WRITTEN PROBLEM =
For the listing below, give the count of lines containing "label", and no other text.

** BEGIN TASK INPUT **

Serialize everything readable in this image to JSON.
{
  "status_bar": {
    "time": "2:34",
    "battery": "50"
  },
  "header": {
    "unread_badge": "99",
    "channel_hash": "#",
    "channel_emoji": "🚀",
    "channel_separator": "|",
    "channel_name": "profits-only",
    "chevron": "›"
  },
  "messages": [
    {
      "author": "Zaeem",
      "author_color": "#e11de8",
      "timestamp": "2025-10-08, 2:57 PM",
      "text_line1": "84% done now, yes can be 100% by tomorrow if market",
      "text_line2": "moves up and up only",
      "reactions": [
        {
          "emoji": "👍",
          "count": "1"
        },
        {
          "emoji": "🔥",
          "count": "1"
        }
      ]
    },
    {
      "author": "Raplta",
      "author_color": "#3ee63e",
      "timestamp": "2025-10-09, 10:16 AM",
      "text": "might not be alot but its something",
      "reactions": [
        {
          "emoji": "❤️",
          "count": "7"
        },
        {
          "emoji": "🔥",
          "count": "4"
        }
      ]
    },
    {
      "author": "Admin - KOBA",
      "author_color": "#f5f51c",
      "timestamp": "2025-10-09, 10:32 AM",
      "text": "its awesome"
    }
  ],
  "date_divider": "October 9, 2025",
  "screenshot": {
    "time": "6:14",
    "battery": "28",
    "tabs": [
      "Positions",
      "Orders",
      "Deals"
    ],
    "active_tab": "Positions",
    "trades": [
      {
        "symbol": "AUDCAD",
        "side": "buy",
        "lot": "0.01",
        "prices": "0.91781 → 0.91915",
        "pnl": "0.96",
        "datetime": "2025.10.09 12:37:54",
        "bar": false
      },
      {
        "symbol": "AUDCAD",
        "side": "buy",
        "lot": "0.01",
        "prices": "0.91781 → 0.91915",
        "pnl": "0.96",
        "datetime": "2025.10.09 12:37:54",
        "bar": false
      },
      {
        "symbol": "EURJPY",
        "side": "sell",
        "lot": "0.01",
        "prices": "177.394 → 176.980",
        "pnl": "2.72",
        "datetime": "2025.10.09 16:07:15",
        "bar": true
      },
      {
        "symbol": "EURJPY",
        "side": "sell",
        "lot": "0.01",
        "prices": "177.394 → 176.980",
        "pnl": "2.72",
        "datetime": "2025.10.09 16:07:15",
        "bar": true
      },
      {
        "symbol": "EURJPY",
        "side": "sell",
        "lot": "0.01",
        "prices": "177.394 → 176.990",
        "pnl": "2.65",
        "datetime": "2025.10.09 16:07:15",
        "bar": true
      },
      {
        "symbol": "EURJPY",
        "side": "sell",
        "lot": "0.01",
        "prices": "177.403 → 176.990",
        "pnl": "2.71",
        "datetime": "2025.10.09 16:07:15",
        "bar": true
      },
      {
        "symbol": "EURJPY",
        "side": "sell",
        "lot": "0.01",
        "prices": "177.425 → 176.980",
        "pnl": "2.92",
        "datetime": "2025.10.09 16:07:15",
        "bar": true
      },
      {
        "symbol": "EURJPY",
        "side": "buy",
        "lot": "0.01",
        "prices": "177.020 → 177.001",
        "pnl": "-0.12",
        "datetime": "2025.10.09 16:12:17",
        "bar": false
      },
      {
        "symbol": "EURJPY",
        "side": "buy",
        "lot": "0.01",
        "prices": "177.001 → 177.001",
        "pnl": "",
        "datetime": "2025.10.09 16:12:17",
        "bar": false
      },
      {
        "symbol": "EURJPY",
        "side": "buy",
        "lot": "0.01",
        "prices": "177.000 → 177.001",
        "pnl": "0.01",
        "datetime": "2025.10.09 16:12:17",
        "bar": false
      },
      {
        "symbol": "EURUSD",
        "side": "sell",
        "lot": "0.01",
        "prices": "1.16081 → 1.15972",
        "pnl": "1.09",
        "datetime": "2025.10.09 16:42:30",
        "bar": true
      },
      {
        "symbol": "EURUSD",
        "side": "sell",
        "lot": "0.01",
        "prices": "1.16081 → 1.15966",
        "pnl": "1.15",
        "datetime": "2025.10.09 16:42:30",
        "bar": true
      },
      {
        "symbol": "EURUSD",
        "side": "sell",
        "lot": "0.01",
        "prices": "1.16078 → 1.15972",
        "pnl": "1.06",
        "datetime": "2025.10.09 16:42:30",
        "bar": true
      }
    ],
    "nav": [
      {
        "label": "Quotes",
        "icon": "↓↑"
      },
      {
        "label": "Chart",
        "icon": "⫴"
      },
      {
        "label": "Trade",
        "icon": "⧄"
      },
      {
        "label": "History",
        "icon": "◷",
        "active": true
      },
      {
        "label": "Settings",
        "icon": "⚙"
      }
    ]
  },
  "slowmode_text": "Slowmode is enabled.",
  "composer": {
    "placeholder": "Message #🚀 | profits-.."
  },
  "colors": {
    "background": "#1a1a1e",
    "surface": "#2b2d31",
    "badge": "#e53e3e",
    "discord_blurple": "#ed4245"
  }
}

** END TASK INPUT **

TASK OUTPUT =
5